## [Exercise directions]
Below are some records; give them all again exactly, but not the pictures.
------ Working data
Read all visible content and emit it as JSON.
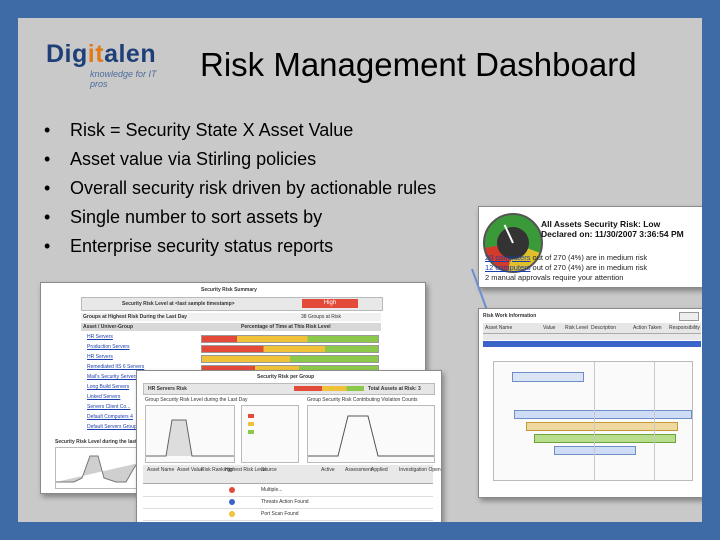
{
  "logo": {
    "brand_pre": "Dig",
    "brand_it": "it",
    "brand_post": "alen",
    "tagline": "knowledge for IT pros"
  },
  "title": "Risk Management Dashboard",
  "bullets": [
    "Risk = Security State X Asset Value",
    "Asset value via Stirling policies",
    "Overall security risk driven by actionable rules",
    "Single number to sort assets by",
    "Enterprise security status reports"
  ],
  "risk_panel": {
    "heading_1": "All Assets Security Risk: Low",
    "heading_2": "Declared on: 11/30/2007 3:36:54 PM",
    "line_1_link": "20 computers",
    "line_1_text": " out of 270 (4%) are in medium risk",
    "line_2_link": "12 computers",
    "line_2_text": " out of 270 (4%) are in medium risk",
    "line_3": "2 manual approvals require your attention"
  },
  "summary_panel": {
    "header": "Security Risk Summary",
    "risk_level": "Security Risk Level at <last sample timestamp>",
    "risk_badge": "High",
    "groups_label": "Groups at Highest Risk During the Last Day",
    "groups_count": "38 Groups at Risk",
    "col_asset": "Asset / Univer-Group",
    "col_percent": "Percentage of Time at This Risk Level",
    "groups": [
      "HR Servers",
      "Production Servers",
      "HR Servers",
      "Remediated IIS 6 Servers",
      "Mail's Security Servers",
      "Long Build Servers",
      "Linked Servers",
      "Servers Client Co...",
      "Default Computers 4",
      "Default Servers Group"
    ],
    "trend_label": "Security Risk Level during the last Day"
  },
  "group_panel": {
    "header": "Security Risk per Group",
    "group_name": "HR Servers Risk",
    "total": "Total Assets at Risk: 3",
    "chart_title_1": "Group Security Risk Level during the Last Day",
    "chart_title_2": "Group Security Risk Contributing Violation Counts",
    "table_headers": [
      "Asset Name",
      "Asset Value",
      "Risk Rankings",
      "Highest Risk Level",
      "Source",
      "Active",
      "Assessment",
      "Applied",
      "Investigation Opened"
    ],
    "rows": [
      "Multiple...",
      "Threats Action Found",
      "Port Scan Found"
    ]
  },
  "timeline_panel": {
    "title": "Risk Work Information",
    "headers": [
      "Asset Name",
      "Value",
      "Risk Level",
      "Description",
      "Action Taken",
      "Responsibility"
    ]
  }
}
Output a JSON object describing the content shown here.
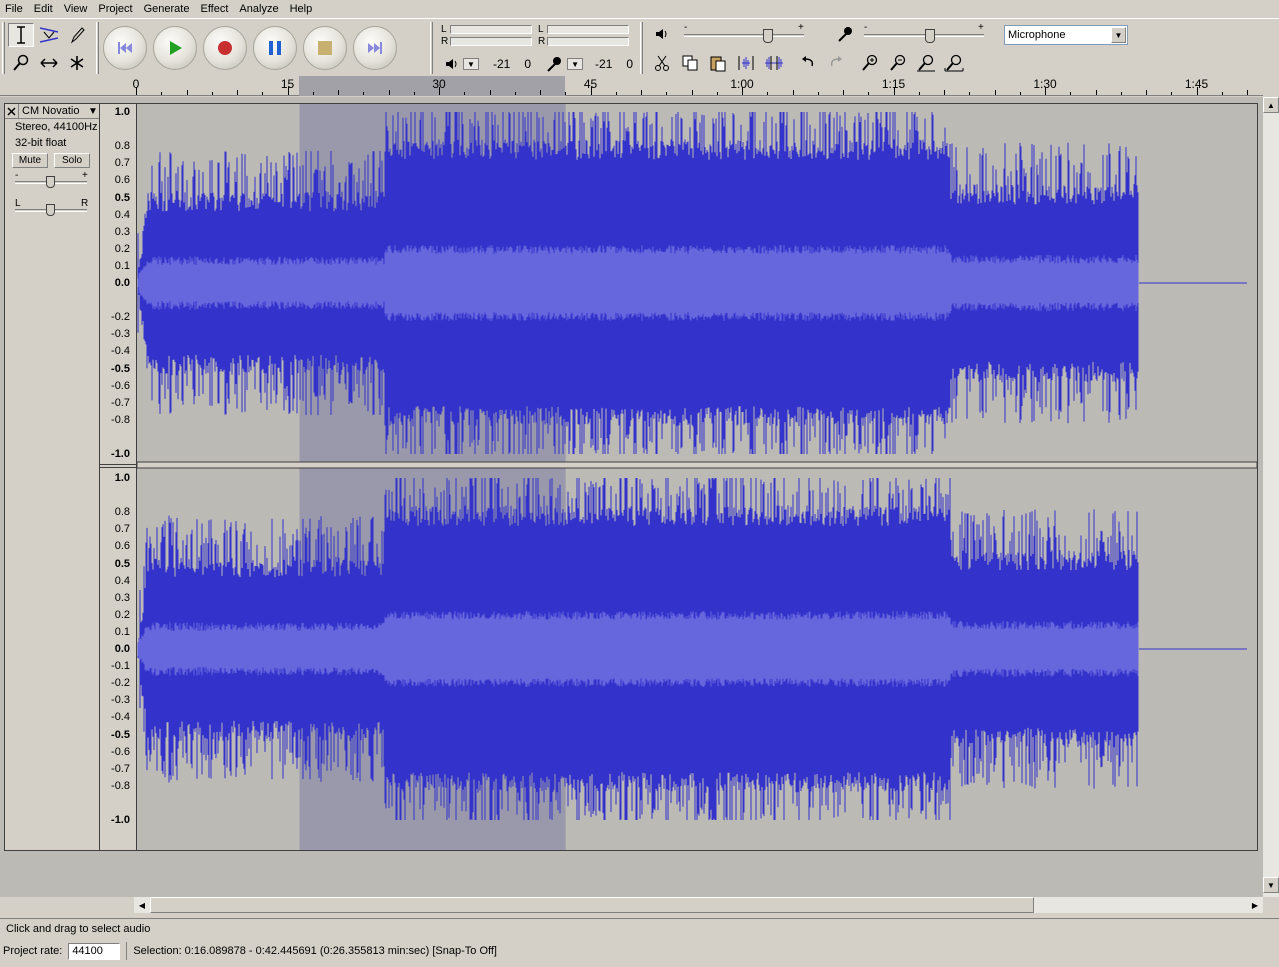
{
  "menu": [
    "File",
    "Edit",
    "View",
    "Project",
    "Generate",
    "Effect",
    "Analyze",
    "Help"
  ],
  "tools": {
    "icons": [
      "ibeam-select-icon",
      "envelope-icon",
      "pencil-icon",
      "zoom-icon",
      "timeshift-icon",
      "multi-tool-icon"
    ],
    "glyphs": [
      "I",
      "⌛",
      "✎",
      "⚲",
      "↔",
      "✱"
    ]
  },
  "transport": [
    "skip-start",
    "play",
    "record",
    "pause",
    "stop",
    "skip-end"
  ],
  "meters": {
    "play_label_l": "L",
    "play_label_r": "R",
    "rec_label_l": "L",
    "rec_label_r": "R",
    "play_db": "-21",
    "play_zero": "0",
    "rec_db": "-21",
    "rec_zero": "0"
  },
  "mixer": {
    "minus": "-",
    "plus": "+",
    "input_source": "Microphone",
    "output_level": 0.7,
    "input_level": 0.55
  },
  "ruler": {
    "labels": [
      "0",
      "15",
      "30",
      "45",
      "1:00",
      "1:15",
      "1:30",
      "1:45"
    ],
    "total_seconds": 111,
    "selection_start": 16.089878,
    "selection_end": 42.445691
  },
  "track": {
    "name": "CM Novatio",
    "format": "Stereo, 44100Hz",
    "sample": "32-bit float",
    "mute": "Mute",
    "solo": "Solo",
    "gain_minus": "-",
    "gain_plus": "+",
    "pan_l": "L",
    "pan_r": "R",
    "audio_end_seconds": 99.2
  },
  "vruler_labels": [
    "1.0",
    "0.8",
    "0.7",
    "0.6",
    "0.5",
    "0.4",
    "0.3",
    "0.2",
    "0.1",
    "0.0",
    "-0.2",
    "-0.3",
    "-0.4",
    "-0.5",
    "-0.6",
    "-0.7",
    "-0.8",
    "-1.0"
  ],
  "vruler2_labels": [
    "1.0",
    "0.8",
    "0.7",
    "0.6",
    "0.5",
    "0.4",
    "0.3",
    "0.2",
    "0.1",
    "0.0",
    "-0.1",
    "-0.2",
    "-0.3",
    "-0.4",
    "-0.5",
    "-0.6",
    "-0.7",
    "-0.8",
    "-1.0"
  ],
  "status": {
    "hint": "Click and drag to select audio",
    "rate_label": "Project rate:",
    "rate_value": "44100",
    "selection": "Selection: 0:16.089878 - 0:42.445691 (0:26.355813 min:sec)  [Snap-To Off]"
  },
  "colors": {
    "wave_dark": "#3333cc",
    "wave_light": "#6666dd",
    "selection": "#9a99ac",
    "background": "#bcbab4"
  }
}
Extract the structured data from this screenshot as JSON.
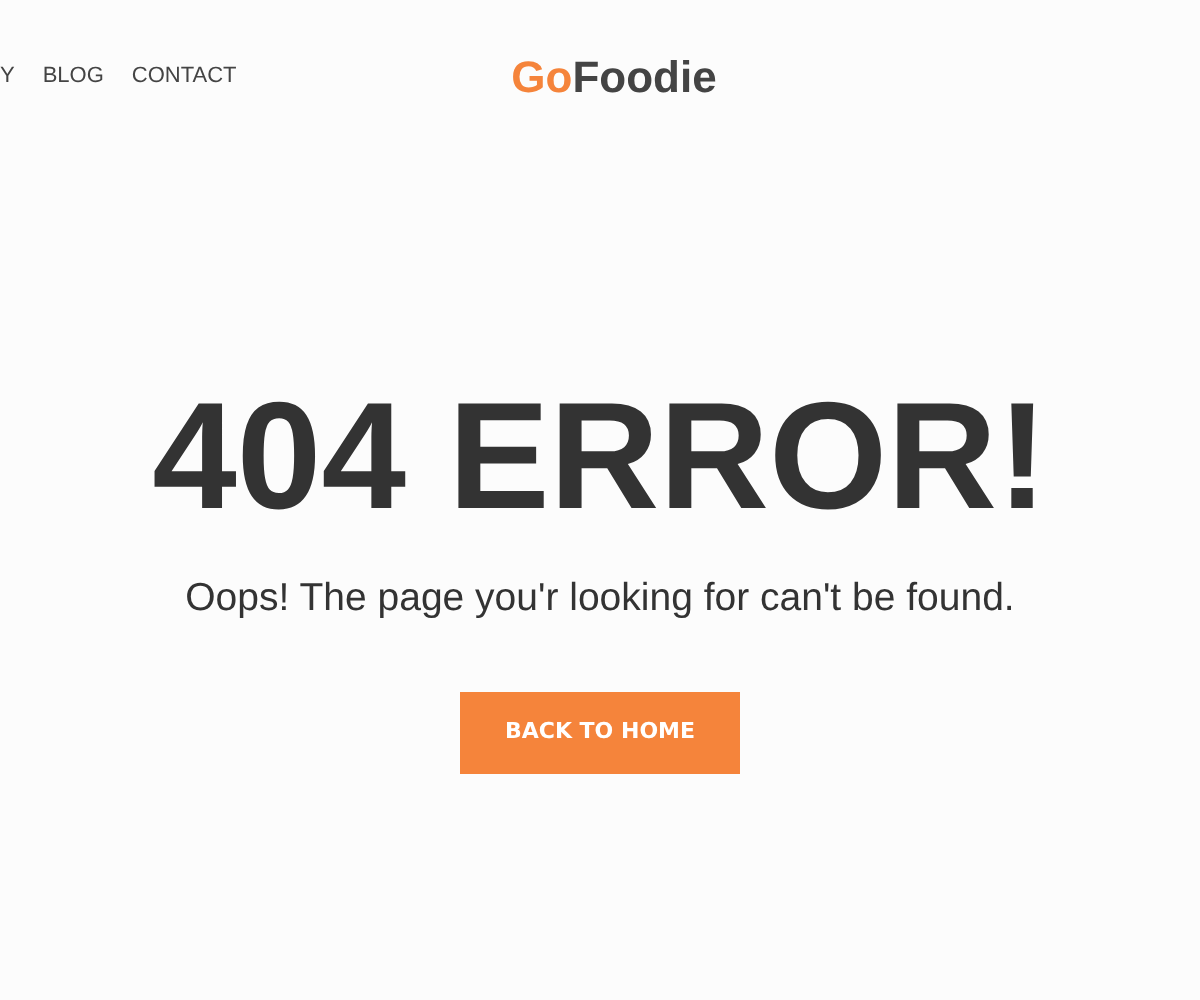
{
  "nav": {
    "links": [
      "Y",
      "BLOG",
      "CONTACT"
    ]
  },
  "logo": {
    "accent": "Go",
    "rest": "Foodie"
  },
  "error": {
    "title": "404 ERROR!",
    "message": "Oops! The page you'r looking for can't be found.",
    "button": "BACK TO HOME"
  }
}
------------
## [Response to this exercise]
Read all visible content and emit it as JSON.
{
  "logo": {
    "brand_pre": "Dig",
    "brand_it": "it",
    "brand_post": "alen",
    "tagline": "knowledge for IT pros"
  },
  "title": "Risk Management Dashboard",
  "bullets": [
    "Risk = Security State X Asset Value",
    "Asset value via Stirling policies",
    "Overall security risk driven by actionable rules",
    "Single number to sort assets by",
    "Enterprise security status reports"
  ],
  "risk_panel": {
    "heading_1": "All Assets Security Risk: Low",
    "heading_2": "Declared on: 11/30/2007 3:36:54 PM",
    "line_1_link": "20 computers",
    "line_1_text": " out of 270 (4%) are in medium risk",
    "line_2_link": "12 computers",
    "line_2_text": " out of 270 (4%) are in medium risk",
    "line_3": "2 manual approvals require your attention"
  },
  "summary_panel": {
    "header": "Security Risk Summary",
    "risk_level": "Security Risk Level at <last sample timestamp>",
    "risk_badge": "High",
    "groups_label": "Groups at Highest Risk During the Last Day",
    "groups_count": "38 Groups at Risk",
    "col_asset": "Asset / Univer-Group",
    "col_percent": "Percentage of Time at This Risk Level",
    "groups": [
      "HR Servers",
      "Production Servers",
      "HR Servers",
      "Remediated IIS 6 Servers",
      "Mail's Security Servers",
      "Long Build Servers",
      "Linked Servers",
      "Servers Client Co...",
      "Default Computers 4",
      "Default Servers Group"
    ],
    "trend_label": "Security Risk Level during the last Day"
  },
  "group_panel": {
    "header": "Security Risk per Group",
    "group_name": "HR Servers Risk",
    "total": "Total Assets at Risk: 3",
    "chart_title_1": "Group Security Risk Level during the Last Day",
    "chart_title_2": "Group Security Risk Contributing Violation Counts",
    "table_headers": [
      "Asset Name",
      "Asset Value",
      "Risk Rankings",
      "Highest Risk Level",
      "Source",
      "Active",
      "Assessment",
      "Applied",
      "Investigation Opened"
    ],
    "rows": [
      "Multiple...",
      "Threats Action Found",
      "Port Scan Found"
    ]
  },
  "timeline_panel": {
    "title": "Risk Work Information",
    "headers": [
      "Asset Name",
      "Value",
      "Risk Level",
      "Description",
      "Action Taken",
      "Responsibility"
    ]
  }
}
Output a JSON object describing the content shown here.
{
  "menu": [
    "File",
    "Edit",
    "View",
    "Project",
    "Generate",
    "Effect",
    "Analyze",
    "Help"
  ],
  "tools": {
    "icons": [
      "ibeam-select-icon",
      "envelope-icon",
      "pencil-icon",
      "zoom-icon",
      "timeshift-icon",
      "multi-tool-icon"
    ],
    "glyphs": [
      "I",
      "⌛",
      "✎",
      "⚲",
      "↔",
      "✱"
    ]
  },
  "transport": [
    "skip-start",
    "play",
    "record",
    "pause",
    "stop",
    "skip-end"
  ],
  "meters": {
    "play_label_l": "L",
    "play_label_r": "R",
    "rec_label_l": "L",
    "rec_label_r": "R",
    "play_db": "-21",
    "play_zero": "0",
    "rec_db": "-21",
    "rec_zero": "0"
  },
  "mixer": {
    "minus": "-",
    "plus": "+",
    "input_source": "Microphone",
    "output_level": 0.7,
    "input_level": 0.55
  },
  "ruler": {
    "labels": [
      "0",
      "15",
      "30",
      "45",
      "1:00",
      "1:15",
      "1:30",
      "1:45"
    ],
    "total_seconds": 111,
    "selection_start": 16.089878,
    "selection_end": 42.445691
  },
  "track": {
    "name": "CM Novatio",
    "format": "Stereo, 44100Hz",
    "sample": "32-bit float",
    "mute": "Mute",
    "solo": "Solo",
    "gain_minus": "-",
    "gain_plus": "+",
    "pan_l": "L",
    "pan_r": "R",
    "audio_end_seconds": 99.2
  },
  "vruler_labels": [
    "1.0",
    "0.8",
    "0.7",
    "0.6",
    "0.5",
    "0.4",
    "0.3",
    "0.2",
    "0.1",
    "0.0",
    "-0.2",
    "-0.3",
    "-0.4",
    "-0.5",
    "-0.6",
    "-0.7",
    "-0.8",
    "-1.0"
  ],
  "vruler2_labels": [
    "1.0",
    "0.8",
    "0.7",
    "0.6",
    "0.5",
    "0.4",
    "0.3",
    "0.2",
    "0.1",
    "0.0",
    "-0.1",
    "-0.2",
    "-0.3",
    "-0.4",
    "-0.5",
    "-0.6",
    "-0.7",
    "-0.8",
    "-1.0"
  ],
  "status": {
    "hint": "Click and drag to select audio",
    "rate_label": "Project rate:",
    "rate_value": "44100",
    "selection": "Selection: 0:16.089878 - 0:42.445691 (0:26.355813 min:sec)  [Snap-To Off]"
  },
  "colors": {
    "wave_dark": "#3333cc",
    "wave_light": "#6666dd",
    "selection": "#9a99ac",
    "background": "#bcbab4"
  }
}
Extract the structured data from this screenshot as JSON.
{
  "nav": {
    "links": [
      "Y",
      "BLOG",
      "CONTACT"
    ]
  },
  "logo": {
    "accent": "Go",
    "rest": "Foodie"
  },
  "error": {
    "title": "404 ERROR!",
    "message": "Oops! The page you'r looking for can't be found.",
    "button": "BACK TO HOME"
  }
}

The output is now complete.